Records from a collection of figures
────

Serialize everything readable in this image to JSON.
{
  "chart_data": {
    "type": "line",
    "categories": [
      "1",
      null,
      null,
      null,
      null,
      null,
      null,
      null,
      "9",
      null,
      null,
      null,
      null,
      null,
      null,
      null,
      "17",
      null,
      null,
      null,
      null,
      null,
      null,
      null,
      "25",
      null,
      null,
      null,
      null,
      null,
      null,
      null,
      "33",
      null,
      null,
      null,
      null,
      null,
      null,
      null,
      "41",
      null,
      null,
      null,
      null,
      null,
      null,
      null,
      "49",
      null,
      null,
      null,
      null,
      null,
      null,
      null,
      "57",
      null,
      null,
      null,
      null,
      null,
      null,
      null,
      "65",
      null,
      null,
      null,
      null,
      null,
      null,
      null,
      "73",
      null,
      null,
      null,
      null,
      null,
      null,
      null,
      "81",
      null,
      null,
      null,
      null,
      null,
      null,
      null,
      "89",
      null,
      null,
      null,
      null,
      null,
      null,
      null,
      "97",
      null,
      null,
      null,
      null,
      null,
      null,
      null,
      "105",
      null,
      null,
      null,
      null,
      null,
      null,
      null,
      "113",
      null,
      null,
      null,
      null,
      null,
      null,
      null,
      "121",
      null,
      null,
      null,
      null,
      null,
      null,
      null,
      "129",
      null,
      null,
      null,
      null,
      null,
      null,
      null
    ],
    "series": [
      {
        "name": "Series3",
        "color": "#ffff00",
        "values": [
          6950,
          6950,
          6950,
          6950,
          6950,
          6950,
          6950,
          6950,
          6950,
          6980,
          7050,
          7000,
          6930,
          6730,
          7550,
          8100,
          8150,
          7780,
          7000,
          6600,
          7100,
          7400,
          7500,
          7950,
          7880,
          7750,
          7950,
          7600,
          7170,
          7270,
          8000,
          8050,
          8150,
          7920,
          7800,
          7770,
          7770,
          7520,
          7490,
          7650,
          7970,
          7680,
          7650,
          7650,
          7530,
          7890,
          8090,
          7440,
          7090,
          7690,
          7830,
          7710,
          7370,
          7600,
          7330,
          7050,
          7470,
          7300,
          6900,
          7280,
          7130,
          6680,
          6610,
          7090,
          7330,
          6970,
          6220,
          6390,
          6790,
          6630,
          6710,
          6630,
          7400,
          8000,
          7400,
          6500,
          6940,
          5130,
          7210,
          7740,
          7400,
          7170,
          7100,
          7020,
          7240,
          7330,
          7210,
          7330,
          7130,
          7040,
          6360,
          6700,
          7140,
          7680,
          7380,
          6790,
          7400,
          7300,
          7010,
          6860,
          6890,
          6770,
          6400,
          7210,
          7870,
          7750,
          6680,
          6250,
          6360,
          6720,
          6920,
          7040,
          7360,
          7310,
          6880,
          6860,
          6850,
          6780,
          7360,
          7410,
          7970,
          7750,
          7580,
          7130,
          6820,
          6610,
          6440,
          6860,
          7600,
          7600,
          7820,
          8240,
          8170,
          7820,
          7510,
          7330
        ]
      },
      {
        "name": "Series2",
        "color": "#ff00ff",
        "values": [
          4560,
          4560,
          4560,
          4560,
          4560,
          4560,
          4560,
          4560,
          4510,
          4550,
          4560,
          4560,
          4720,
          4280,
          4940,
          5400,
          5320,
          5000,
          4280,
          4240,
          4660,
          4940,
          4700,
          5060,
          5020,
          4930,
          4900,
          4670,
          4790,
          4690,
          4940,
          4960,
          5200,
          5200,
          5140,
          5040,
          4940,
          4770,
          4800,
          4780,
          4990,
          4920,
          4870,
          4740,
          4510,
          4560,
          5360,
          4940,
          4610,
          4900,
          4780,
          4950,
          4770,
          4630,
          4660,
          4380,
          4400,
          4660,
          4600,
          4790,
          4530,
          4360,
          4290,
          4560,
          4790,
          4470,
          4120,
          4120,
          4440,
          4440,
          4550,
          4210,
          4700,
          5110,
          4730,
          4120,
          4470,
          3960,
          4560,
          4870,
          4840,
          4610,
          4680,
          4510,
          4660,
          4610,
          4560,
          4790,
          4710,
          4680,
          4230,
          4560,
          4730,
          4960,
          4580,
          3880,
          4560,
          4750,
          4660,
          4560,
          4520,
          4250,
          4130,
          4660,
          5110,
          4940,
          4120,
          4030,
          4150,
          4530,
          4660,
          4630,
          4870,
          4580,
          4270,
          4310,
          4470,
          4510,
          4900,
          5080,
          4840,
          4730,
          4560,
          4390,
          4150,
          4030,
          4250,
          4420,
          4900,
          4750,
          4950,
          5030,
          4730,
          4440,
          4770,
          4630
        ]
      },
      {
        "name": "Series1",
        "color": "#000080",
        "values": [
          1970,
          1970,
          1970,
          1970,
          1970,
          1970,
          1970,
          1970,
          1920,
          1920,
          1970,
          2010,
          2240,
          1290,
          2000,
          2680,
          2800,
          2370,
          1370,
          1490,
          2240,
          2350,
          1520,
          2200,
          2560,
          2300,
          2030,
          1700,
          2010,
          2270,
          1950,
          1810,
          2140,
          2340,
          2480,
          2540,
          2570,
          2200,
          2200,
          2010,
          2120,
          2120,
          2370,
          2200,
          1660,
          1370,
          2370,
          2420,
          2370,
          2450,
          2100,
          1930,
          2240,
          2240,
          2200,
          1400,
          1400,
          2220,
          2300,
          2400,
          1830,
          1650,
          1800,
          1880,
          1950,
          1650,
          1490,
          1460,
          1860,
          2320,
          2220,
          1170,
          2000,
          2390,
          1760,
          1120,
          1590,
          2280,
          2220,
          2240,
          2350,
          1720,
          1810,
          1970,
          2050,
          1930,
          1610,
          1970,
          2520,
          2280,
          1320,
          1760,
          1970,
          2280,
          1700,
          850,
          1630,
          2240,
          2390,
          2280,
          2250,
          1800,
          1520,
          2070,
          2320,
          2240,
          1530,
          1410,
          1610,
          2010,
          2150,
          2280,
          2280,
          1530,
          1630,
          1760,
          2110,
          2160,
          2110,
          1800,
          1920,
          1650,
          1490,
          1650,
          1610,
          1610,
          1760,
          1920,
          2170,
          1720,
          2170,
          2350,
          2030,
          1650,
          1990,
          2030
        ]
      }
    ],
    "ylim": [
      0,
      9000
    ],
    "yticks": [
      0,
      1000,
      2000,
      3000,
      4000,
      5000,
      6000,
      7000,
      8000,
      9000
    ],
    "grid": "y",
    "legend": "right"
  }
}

────

> [INSTRUCTIONS TO FOLLOW]:
Every line in the data above that contains "name" needs to be copied.

> [RESULT OF THE TASK]:
        "name": "Series3",
        "name": "Series2",
        "name": "Series1",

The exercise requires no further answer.